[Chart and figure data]
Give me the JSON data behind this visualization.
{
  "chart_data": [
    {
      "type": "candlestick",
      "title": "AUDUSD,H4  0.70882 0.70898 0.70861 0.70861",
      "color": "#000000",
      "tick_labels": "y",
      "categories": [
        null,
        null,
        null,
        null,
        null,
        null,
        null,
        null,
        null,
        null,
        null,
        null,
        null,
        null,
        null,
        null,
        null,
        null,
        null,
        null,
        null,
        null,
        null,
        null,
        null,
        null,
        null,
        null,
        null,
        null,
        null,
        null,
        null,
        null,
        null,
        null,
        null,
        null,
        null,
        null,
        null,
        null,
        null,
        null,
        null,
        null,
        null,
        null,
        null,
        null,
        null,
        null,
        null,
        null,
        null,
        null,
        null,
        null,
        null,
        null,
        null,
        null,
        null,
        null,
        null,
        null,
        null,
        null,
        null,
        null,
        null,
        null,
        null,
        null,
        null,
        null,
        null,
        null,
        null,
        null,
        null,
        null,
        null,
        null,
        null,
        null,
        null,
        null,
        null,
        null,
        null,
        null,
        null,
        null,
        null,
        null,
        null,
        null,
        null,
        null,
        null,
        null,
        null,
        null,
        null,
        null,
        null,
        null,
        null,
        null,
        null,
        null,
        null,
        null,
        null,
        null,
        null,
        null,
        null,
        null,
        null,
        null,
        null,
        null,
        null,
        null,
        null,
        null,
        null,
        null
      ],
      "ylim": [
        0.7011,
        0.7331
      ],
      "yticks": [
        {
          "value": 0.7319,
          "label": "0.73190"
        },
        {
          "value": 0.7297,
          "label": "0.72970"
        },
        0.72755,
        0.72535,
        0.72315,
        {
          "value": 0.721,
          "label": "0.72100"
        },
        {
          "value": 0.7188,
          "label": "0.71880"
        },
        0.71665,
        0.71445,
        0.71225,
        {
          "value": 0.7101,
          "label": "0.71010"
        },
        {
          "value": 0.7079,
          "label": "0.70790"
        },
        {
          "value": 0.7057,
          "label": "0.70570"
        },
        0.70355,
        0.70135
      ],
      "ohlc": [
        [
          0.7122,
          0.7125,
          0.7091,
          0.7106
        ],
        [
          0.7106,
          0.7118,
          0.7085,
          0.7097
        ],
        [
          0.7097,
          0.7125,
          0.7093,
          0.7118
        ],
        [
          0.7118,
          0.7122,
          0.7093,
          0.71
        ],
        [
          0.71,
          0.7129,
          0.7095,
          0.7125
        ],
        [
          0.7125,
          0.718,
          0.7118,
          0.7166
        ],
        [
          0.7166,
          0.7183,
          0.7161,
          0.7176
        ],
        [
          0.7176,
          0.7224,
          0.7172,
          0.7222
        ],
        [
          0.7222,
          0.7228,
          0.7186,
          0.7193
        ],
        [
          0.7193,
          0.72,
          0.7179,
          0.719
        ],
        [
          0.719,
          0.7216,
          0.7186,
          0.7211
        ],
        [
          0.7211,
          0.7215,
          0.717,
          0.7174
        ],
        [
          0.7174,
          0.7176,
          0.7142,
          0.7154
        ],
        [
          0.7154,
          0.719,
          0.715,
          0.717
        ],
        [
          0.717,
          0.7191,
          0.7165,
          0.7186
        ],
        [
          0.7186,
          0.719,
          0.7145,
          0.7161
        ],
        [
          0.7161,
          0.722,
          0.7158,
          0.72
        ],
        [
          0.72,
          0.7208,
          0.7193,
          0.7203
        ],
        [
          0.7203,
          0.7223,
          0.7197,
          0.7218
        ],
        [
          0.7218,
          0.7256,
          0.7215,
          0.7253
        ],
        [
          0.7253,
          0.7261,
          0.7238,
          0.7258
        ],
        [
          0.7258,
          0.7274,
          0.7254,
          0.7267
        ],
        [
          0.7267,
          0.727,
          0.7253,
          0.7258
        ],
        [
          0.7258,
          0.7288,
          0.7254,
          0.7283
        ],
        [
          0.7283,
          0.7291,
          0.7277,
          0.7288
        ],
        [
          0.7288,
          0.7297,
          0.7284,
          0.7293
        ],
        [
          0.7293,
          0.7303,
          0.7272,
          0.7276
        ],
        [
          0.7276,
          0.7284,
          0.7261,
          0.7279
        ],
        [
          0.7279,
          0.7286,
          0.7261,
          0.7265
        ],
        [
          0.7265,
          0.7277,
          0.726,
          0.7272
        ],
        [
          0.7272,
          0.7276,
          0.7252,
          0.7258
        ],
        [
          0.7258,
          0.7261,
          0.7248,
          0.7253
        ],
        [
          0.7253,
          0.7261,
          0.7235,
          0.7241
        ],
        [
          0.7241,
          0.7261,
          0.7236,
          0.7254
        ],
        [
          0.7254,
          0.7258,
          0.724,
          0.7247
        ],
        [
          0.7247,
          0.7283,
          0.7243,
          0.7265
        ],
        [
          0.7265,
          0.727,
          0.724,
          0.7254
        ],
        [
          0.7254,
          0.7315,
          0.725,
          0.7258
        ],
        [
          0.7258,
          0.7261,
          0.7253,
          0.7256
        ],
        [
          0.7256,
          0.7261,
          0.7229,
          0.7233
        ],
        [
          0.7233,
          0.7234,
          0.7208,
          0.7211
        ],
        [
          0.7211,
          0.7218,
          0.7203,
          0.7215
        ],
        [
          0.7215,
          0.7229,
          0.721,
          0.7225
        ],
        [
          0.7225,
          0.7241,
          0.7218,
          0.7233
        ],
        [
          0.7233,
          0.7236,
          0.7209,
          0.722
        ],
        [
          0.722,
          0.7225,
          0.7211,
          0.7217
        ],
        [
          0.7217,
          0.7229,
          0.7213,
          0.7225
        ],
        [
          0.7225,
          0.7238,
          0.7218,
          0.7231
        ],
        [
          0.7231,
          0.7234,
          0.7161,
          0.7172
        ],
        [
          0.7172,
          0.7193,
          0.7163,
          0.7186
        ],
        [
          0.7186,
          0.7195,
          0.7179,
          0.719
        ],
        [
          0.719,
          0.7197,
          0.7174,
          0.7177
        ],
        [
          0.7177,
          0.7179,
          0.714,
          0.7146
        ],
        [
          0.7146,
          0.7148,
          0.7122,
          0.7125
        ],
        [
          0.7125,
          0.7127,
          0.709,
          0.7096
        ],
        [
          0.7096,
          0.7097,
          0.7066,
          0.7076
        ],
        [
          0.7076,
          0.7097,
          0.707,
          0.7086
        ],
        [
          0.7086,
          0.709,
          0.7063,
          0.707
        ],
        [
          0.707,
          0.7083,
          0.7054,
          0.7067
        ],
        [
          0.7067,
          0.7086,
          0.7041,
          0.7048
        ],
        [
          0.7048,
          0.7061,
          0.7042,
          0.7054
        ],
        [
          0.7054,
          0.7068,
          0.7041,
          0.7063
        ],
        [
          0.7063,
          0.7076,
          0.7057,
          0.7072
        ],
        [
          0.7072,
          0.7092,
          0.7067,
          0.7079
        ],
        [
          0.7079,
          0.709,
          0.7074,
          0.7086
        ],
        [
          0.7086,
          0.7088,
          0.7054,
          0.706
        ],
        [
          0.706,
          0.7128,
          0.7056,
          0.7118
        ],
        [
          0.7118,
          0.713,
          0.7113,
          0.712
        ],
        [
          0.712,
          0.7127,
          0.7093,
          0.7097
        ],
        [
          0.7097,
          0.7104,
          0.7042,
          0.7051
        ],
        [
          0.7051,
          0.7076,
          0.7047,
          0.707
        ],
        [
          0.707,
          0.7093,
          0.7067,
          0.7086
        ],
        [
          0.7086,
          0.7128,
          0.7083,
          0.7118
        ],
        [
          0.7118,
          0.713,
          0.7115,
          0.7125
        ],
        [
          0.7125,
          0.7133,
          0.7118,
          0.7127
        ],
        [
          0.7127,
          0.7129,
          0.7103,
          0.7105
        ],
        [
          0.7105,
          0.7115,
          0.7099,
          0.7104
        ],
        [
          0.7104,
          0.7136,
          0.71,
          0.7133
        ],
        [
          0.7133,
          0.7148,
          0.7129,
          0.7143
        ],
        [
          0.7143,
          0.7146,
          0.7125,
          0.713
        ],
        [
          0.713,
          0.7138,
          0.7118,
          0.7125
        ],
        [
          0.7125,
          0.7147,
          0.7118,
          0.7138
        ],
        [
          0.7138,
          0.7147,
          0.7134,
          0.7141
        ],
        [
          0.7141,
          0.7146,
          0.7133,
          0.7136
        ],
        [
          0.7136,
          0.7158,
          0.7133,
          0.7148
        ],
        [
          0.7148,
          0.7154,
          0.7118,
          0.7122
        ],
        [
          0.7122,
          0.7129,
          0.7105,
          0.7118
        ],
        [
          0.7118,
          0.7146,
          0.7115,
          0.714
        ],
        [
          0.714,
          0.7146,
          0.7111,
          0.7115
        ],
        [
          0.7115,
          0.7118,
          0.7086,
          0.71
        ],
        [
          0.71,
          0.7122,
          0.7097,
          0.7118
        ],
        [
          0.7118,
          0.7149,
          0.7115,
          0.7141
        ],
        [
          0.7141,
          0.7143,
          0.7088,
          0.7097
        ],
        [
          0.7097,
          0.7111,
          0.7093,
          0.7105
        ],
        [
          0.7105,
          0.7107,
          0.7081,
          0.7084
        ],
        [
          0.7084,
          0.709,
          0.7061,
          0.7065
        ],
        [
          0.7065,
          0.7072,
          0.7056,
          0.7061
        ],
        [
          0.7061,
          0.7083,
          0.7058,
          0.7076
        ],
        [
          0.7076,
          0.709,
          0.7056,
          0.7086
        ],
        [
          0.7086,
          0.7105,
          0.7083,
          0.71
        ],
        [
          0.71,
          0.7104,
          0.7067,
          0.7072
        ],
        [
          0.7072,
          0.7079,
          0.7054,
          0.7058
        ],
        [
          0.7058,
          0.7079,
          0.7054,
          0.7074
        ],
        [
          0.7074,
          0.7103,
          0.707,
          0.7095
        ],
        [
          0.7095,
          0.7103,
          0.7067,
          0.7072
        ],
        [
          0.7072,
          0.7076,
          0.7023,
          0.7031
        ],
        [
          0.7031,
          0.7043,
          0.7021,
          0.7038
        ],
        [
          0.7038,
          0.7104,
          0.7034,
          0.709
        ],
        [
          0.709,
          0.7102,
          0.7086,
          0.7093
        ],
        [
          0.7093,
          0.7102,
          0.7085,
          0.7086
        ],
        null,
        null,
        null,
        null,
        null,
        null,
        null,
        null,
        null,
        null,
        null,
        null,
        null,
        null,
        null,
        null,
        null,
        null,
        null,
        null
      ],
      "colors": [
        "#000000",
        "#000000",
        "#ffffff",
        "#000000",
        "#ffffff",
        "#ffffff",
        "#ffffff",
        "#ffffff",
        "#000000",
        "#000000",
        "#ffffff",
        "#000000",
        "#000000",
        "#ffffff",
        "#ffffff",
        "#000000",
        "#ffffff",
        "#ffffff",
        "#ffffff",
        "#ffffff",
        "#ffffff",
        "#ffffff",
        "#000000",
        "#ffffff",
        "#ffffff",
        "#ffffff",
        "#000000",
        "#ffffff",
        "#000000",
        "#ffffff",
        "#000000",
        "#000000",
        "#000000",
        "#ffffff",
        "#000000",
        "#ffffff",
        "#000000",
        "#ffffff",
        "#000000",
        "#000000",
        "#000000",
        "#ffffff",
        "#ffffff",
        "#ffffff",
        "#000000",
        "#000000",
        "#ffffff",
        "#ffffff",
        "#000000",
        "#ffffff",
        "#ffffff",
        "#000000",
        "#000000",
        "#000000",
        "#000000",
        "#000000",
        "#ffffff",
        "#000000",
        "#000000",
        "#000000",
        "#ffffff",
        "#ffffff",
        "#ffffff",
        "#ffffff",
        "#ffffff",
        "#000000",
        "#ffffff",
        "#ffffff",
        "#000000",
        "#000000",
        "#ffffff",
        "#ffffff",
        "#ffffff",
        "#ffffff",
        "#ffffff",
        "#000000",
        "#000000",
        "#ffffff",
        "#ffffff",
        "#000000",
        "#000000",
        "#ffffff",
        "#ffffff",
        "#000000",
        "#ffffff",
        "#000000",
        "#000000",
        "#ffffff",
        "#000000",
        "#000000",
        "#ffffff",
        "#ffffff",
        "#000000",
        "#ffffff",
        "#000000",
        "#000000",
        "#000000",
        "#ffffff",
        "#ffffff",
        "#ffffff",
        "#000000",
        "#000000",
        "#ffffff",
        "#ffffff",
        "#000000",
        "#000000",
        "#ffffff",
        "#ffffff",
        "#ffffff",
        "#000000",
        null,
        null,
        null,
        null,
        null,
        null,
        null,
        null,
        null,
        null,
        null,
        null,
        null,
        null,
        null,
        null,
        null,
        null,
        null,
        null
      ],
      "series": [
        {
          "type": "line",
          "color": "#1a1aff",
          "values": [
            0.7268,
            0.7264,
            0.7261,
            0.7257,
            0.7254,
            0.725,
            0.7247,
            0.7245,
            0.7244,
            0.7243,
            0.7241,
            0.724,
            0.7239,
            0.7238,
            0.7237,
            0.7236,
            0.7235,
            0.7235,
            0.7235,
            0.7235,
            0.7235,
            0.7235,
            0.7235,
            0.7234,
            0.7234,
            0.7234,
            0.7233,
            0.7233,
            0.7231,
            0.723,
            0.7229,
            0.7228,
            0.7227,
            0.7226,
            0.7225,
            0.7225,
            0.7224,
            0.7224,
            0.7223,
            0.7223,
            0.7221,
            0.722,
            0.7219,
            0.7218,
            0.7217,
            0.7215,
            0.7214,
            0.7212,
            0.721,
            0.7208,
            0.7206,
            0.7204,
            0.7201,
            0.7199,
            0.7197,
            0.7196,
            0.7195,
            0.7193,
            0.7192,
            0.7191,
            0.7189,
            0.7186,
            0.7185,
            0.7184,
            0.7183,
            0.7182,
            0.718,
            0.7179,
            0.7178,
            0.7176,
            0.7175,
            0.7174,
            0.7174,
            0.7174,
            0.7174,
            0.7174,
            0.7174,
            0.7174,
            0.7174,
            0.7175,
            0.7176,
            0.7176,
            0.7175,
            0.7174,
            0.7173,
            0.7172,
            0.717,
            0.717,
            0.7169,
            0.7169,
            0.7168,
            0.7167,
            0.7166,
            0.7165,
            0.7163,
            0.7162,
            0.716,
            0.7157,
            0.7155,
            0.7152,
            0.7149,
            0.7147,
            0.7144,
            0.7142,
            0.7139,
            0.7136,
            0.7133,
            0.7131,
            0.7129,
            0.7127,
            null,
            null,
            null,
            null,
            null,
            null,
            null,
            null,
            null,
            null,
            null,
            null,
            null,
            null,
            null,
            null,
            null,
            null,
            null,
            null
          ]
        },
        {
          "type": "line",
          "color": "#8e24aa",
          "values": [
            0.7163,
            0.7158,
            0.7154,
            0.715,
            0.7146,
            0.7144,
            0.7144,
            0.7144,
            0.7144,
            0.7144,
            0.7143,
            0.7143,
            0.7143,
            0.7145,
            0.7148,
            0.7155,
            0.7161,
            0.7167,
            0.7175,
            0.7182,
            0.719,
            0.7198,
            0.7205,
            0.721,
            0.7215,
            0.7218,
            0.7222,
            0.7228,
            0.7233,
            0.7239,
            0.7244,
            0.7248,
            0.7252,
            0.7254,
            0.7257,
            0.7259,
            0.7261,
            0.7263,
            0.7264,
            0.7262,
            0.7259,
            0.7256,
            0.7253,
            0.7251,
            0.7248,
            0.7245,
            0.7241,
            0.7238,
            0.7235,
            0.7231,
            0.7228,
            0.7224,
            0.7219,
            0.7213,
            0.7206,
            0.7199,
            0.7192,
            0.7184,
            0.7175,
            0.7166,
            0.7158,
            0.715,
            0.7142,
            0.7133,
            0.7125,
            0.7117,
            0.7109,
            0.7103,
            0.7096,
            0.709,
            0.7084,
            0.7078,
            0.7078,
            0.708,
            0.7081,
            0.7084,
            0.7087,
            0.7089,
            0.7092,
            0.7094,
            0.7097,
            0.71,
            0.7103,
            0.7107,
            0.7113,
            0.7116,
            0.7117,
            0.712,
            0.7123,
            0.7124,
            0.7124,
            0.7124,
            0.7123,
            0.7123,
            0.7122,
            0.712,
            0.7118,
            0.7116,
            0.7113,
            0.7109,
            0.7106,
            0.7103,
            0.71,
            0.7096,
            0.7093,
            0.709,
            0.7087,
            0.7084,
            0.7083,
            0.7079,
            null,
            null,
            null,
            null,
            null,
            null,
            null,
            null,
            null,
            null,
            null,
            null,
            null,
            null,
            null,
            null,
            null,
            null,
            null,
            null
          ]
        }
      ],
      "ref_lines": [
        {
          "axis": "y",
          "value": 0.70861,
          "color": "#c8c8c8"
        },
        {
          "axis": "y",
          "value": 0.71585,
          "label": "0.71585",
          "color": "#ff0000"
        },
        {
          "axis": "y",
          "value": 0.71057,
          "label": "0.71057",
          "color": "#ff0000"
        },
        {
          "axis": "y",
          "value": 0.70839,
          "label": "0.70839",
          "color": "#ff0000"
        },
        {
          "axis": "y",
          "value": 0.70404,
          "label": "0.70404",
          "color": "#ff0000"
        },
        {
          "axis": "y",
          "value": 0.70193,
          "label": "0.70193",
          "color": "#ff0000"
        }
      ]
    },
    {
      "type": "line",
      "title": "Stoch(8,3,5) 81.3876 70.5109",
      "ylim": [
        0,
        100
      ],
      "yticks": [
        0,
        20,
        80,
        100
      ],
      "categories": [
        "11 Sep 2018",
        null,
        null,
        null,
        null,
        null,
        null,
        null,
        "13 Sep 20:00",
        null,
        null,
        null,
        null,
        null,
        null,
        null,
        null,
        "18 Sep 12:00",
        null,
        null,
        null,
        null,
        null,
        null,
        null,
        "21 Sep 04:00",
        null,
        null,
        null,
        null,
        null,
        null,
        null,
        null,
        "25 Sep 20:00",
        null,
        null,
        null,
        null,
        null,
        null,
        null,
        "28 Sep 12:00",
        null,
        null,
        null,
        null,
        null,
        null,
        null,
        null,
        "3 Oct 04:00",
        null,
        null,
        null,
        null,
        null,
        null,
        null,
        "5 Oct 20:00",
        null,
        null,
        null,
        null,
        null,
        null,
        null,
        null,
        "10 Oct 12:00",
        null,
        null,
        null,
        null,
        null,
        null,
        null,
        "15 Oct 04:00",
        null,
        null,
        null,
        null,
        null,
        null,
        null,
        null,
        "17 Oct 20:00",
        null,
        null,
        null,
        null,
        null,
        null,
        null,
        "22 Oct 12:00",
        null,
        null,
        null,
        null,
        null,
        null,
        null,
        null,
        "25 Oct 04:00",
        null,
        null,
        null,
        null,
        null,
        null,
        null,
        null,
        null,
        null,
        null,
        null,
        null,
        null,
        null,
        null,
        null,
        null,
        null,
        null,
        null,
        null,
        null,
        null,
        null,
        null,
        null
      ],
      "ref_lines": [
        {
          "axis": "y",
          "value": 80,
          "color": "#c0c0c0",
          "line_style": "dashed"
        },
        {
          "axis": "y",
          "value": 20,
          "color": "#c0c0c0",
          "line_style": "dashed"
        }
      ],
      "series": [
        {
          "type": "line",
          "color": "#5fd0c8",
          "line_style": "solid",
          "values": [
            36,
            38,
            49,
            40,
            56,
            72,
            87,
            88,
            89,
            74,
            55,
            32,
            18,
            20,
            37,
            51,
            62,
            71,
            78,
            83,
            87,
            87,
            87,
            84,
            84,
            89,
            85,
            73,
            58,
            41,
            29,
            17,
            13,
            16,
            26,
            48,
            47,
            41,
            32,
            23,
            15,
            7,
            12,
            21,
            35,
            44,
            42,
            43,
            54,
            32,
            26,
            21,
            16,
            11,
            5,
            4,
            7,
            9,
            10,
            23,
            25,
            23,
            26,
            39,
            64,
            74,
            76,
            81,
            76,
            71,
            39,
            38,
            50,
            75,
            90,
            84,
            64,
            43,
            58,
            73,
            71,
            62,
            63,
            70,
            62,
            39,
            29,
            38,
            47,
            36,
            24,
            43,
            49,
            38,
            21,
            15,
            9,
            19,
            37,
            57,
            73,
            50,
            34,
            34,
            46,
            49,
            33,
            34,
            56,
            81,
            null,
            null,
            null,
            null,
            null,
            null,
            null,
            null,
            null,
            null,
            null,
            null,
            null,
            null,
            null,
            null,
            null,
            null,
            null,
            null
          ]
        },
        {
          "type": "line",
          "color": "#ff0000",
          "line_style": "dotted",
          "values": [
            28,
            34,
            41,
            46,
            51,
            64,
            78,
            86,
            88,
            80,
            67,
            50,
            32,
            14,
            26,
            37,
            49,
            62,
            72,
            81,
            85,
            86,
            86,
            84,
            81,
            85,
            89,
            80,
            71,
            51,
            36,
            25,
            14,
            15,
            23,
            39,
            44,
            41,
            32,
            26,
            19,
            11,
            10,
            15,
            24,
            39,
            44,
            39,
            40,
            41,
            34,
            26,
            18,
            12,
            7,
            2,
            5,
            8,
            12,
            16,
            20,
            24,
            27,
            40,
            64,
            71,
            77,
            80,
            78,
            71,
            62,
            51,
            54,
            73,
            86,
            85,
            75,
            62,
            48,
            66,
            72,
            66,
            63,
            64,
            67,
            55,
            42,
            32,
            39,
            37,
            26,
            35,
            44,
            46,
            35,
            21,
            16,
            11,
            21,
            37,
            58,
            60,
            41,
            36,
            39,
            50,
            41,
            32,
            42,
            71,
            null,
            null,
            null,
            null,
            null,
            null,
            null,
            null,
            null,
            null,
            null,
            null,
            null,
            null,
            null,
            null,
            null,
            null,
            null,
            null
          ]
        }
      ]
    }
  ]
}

WHAT TO WORK ON: Pull out all lines from the entries above in which the word "title" appears.

TASK RESULT:
      "title": "AUDUSD,H4  0.70882 0.70898 0.70861 0.70861",
      "title": "Stoch(8,3,5) 81.3876 70.5109",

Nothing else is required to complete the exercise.